United States District Court, W.D. Pennsylvania

December 8, 2017

DALE PATRICK SLEDGE, Petitioner,
v.
COMMONWEALTH OF PENNSYLVANIA, PENNSYLVANIA BOARD OF PROBATION AND PAROLE, and DISTRICT ATTORNEY OF FAYETTE COUNTY, Respondents.

          MEMORANDUM OPINION

          MAUREEN P. KELLY, CHIEF UNITED STATES MAGISTRATE JUDGE.

         Dale Patrick Sledge (“Petitioner”) was released on parole at the time of filing this Petition for Writ of Habeas Corpus pursuant to 28 U.S.C. § 2254 (the “Petition”), challenging his state court convictions for drug possession and possession with intent to deliver. As Respondents correctly pointed out, the Petition is time-barred, and, as such, it will be dismissed.

         I. PROCEDURAL HISTORY

         A. State Court Procedural History

         The Pennsylvania Superior Court, in its Opinion denying post conviction relief, described the procedural history of the case as follows:

On July 16, 2008, following Sledge's arrest, Attorney David Kaiser entered his appearance, waived Sledge's arraignment, and entered a plea of not guilty. On August 18, 2008, Attorney Kaiser filed an Omnibus Pretrial Motion, which included a motion to suppress, a motion to dismiss pursuant to Rule 600, and a motion for writ of habeas corpus. On October 17, 2008, the Honorable John J. Wagner, Jr. of the Fayette County Court of Common Pleas held a hearing on the Omnibus Pretrial Motion. On January 26, 2009, Judge Wagner denied all of Sledge's motions. Prior to the beginning of trial, Attorney Kaiser filed a Motion to Withdraw, which the Honorable Conrad Capuzzi granted on June 3, 2009. Attorney Sally Frick subsequently entered her appearance as trial counsel.
On March 8, 2010, a jury convicted Sledge of possession with intent to deliver 13.2 grams of cocaine and possession with intent to deliver 100 grams of marijuana. On April 5, 2010, the trial court sentenced Sledge to 18-36 months' imprisonment for possession with intent to deliver cocaine and a consecutive term of 1-12 months' imprisonment for possession with intent to deliver marijuana. On October 24, 2011, this Court affirmed the judgments of sentence. Commonwealth v. Sledge, 682 WDA 2010 (Pa. Super. filed October 24, 2011) (unpublished memorandum). On January 9, 2012, we denied reconsideration. Sledge did not appeal to the Pennsylvania Supreme Court.

Requirements:
1/ According to the memorandum opinion, on what date did a jury convict Sledge?
2/ Summarize the memorandum opinion in two sentences.
3/ Pick up the memorandum opinion on Sledge's habeas petition after its final sentence and keep writing.
These entries come from a separate source.

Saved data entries

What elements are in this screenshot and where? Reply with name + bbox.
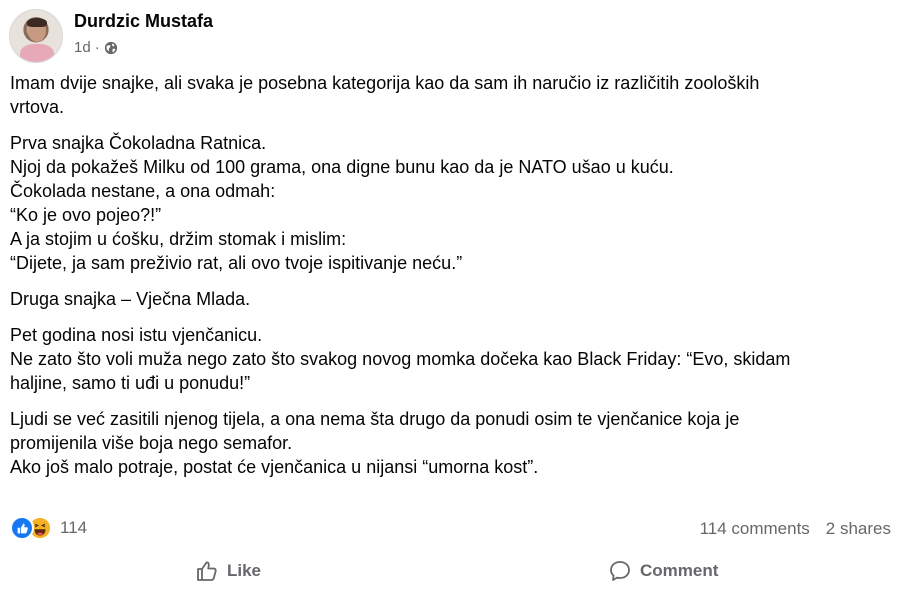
thumbs-up-icon <box>197 561 217 581</box>
text-line: Prva snajka Čokoladna Ratnica. <box>10 133 267 153</box>
paragraph-2: Prva snajka Čokoladna Ratnica. Njoj da p… <box>10 131 880 275</box>
comment-bubble-icon <box>610 561 630 581</box>
post-header: Durdzic Mustafa 1d · <box>9 9 889 63</box>
paragraph-4: Pet godina nosi istu vjenčanicu. Ne zato… <box>10 323 880 395</box>
text-line: haljine, samo ti uđi u ponudu!” <box>10 373 251 393</box>
paragraph-1: Imam dvije snajke, ali svaka je posebna … <box>10 71 880 119</box>
text-line: Ljudi se već zasitili njenog tijela, a o… <box>10 409 740 429</box>
comment-button[interactable]: Comment <box>608 553 718 589</box>
action-bar: Like Comment <box>0 553 900 589</box>
text-line: Druga snajka – Vječna Mlada. <box>10 289 251 309</box>
reactions-summary[interactable]: 114 <box>10 516 87 540</box>
post-meta: 1d · <box>74 39 118 56</box>
like-button[interactable]: Like <box>195 553 261 589</box>
text-line: “Dijete, ja sam preživio rat, ali ovo tv… <box>10 253 463 273</box>
paragraph-3: Druga snajka – Vječna Mlada. <box>10 287 880 311</box>
avatar[interactable] <box>9 9 63 63</box>
text-line: promijenila više boja nego semafor. <box>10 433 293 453</box>
text-line: A ja stojim u ćošku, držim stomak i misl… <box>10 229 347 249</box>
shares-count[interactable]: 2 shares <box>826 519 891 539</box>
globe-icon[interactable] <box>104 41 118 55</box>
post-stats: 114 comments 2 shares <box>700 519 891 539</box>
like-label: Like <box>227 561 262 580</box>
text-line: Pet godina nosi istu vjenčanicu. <box>10 325 263 345</box>
text-line: Ako još malo potraje, postat će vjenčani… <box>10 457 539 477</box>
text-line: Njoj da pokažeš Milku od 100 grama, ona … <box>10 157 674 177</box>
text-line: Čokolada nestane, a ona odmah: <box>10 181 276 201</box>
comment-label: Comment <box>640 561 719 580</box>
text-line: Ne zato što voli muža nego zato što svak… <box>10 349 791 369</box>
text-line: vrtova. <box>10 97 65 117</box>
comments-count[interactable]: 114 comments <box>700 519 810 539</box>
meta-separator: · <box>94 39 100 56</box>
like-icon <box>10 516 34 540</box>
text-line: Imam dvije snajke, ali svaka je posebna … <box>10 73 760 93</box>
post-time[interactable]: 1d <box>74 39 91 56</box>
paragraph-5: Ljudi se već zasitili njenog tijela, a o… <box>10 407 880 479</box>
text-line: “Ko je ovo pojeo?!” <box>10 205 162 225</box>
reaction-count: 114 <box>60 518 88 537</box>
post-text: Imam dvije snajke, ali svaka je posebna … <box>10 71 880 491</box>
author-name[interactable]: Durdzic Mustafa <box>74 11 213 32</box>
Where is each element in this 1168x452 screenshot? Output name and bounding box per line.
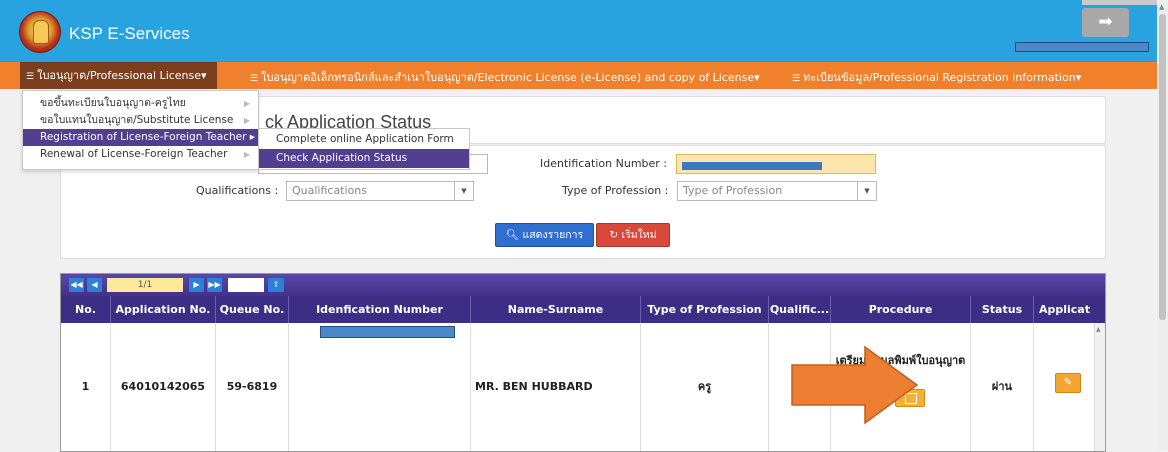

The responses:
1/ March 8, 2010.

2/ Dale Patrick Sledge, who was on parole when he filed, petitioned for a writ of habeas corpus challenging his state drug convictions, and the court will dismiss the petition as time-barred. After a jury convicted him in 2010 of possession with intent to deliver cocaine and marijuana, he was sentenced to 18-36 months plus a consecutive 1-12 months, the Superior Court affirmed in 2011 and denied reconsideration in 2012, and he did not appeal to the Pennsylvania Supreme Court.

3/
On April 30, 2012, Sledge filed a counseled PCRA petition. On October 5, 2012, Sledge filed a pro se motion to seeking [sic] removal of his private counsel, Attorney Sally Frick, and appointment of new counsel by the court. On October 11, 2012, the court ordered the withdrawal of private counsel and appointment of new counsel. On October 15, 2012, Sledge filed an amended pro se PCRA petition alleging ineffective assistance of counsel. Appointed counsel did not file a counseled PCRA petition. On December 5, 2012, Sledge requested leave to proceed pro se. On May 13, 2013, the PCRA court conducted a hearing pursuant to Commonwealth v. Grazier, 552 Pa. 9, 713 A.2d 81 (1998), and granted Sledge's request to represent himself at the PCRA evidentiary hearing. See Id. at 82 (“When a waiver of the right to counsel is sought at the post-conviction and appellate stages, an on-the-record determination should be made that the waiver is a knowing, intelligent, and voluntary one”). On June 12, 2013, the court held an evidentiary hearing on Sledge's PCRA petition. On August 9, 2013, the court denied Sledge's petition. Sledge filed a timely appeal and timely statement of matters complained of on appeal.

Com. v. Sledge, 1473 WDA 2013, 2014 WL 10914349, at *1 (Pa. Super. July 1, 2014).

         The Superior Court affirmed the denial of PCRA relief on July 1, 2014. Petitioner then filed a timely Petition for Allowance of Appeal in the Pennsylvania Supreme Court, which denied it on November 25, 2014. Com. v. Sledge, 104 A.3d 4 (Pa. Nov. 25, 2014) (Table).

         In the meantime, Petitioner was released on parole as of August 20, 2013. ECF No. 10 at 2 ¶ 2.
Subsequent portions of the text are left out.